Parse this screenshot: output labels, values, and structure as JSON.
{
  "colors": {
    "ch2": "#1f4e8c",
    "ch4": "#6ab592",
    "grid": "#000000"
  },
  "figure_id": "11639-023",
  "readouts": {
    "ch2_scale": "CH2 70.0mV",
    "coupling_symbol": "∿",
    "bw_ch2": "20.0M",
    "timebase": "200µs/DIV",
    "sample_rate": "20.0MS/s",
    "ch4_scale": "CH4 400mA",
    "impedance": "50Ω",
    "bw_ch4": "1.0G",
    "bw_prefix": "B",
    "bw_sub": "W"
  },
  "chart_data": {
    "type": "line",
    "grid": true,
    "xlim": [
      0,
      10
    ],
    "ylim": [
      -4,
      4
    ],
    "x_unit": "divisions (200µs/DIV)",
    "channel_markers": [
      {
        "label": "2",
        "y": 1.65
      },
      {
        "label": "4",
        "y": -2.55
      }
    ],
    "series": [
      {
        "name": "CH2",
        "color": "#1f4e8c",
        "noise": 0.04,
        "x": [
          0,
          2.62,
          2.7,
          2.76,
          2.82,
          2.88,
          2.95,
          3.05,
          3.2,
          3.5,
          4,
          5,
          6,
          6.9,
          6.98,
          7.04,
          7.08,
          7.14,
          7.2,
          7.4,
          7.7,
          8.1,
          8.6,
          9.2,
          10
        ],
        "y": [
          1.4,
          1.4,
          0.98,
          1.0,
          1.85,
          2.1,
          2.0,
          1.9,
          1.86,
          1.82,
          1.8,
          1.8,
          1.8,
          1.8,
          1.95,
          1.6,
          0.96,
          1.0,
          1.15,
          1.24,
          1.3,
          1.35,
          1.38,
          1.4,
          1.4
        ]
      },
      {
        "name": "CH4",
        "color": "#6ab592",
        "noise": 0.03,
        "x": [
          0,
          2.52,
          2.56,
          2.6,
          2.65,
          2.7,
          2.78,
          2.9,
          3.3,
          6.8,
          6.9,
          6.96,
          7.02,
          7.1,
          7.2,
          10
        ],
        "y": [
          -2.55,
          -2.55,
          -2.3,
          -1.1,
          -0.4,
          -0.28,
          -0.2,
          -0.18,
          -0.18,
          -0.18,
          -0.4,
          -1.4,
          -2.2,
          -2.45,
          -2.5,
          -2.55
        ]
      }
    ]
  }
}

# Task statement:
Return all of the entries exactly as written.

# Exercise solution:
Parse this screenshot: output labels, values, and structure as JSON.
{
  "colors": {
    "ch2": "#1f4e8c",
    "ch4": "#6ab592",
    "grid": "#000000"
  },
  "figure_id": "11639-023",
  "readouts": {
    "ch2_scale": "CH2 70.0mV",
    "coupling_symbol": "∿",
    "bw_ch2": "20.0M",
    "timebase": "200µs/DIV",
    "sample_rate": "20.0MS/s",
    "ch4_scale": "CH4 400mA",
    "impedance": "50Ω",
    "bw_ch4": "1.0G",
    "bw_prefix": "B",
    "bw_sub": "W"
  },
  "chart_data": {
    "type": "line",
    "grid": true,
    "xlim": [
      0,
      10
    ],
    "ylim": [
      -4,
      4
    ],
    "x_unit": "divisions (200µs/DIV)",
    "channel_markers": [
      {
        "label": "2",
        "y": 1.65
      },
      {
        "label": "4",
        "y": -2.55
      }
    ],
    "series": [
      {
        "name": "CH2",
        "color": "#1f4e8c",
        "noise": 0.04,
        "x": [
          0,
          2.62,
          2.7,
          2.76,
          2.82,
          2.88,
          2.95,
          3.05,
          3.2,
          3.5,
          4,
          5,
          6,
          6.9,
          6.98,
          7.04,
          7.08,
          7.14,
          7.2,
          7.4,
          7.7,
          8.1,
          8.6,
          9.2,
          10
        ],
        "y": [
          1.4,
          1.4,
          0.98,
          1.0,
          1.85,
          2.1,
          2.0,
          1.9,
          1.86,
          1.82,
          1.8,
          1.8,
          1.8,
          1.8,
          1.95,
          1.6,
          0.96,
          1.0,
          1.15,
          1.24,
          1.3,
          1.35,
          1.38,
          1.4,
          1.4
        ]
      },
      {
        "name": "CH4",
        "color": "#6ab592",
        "noise": 0.03,
        "x": [
          0,
          2.52,
          2.56,
          2.6,
          2.65,
          2.7,
          2.78,
          2.9,
          3.3,
          6.8,
          6.9,
          6.96,
          7.02,
          7.1,
          7.2,
          10
        ],
        "y": [
          -2.55,
          -2.55,
          -2.3,
          -1.1,
          -0.4,
          -0.28,
          -0.2,
          -0.18,
          -0.18,
          -0.18,
          -0.4,
          -1.4,
          -2.2,
          -2.45,
          -2.5,
          -2.55
        ]
      }
    ]
  }
}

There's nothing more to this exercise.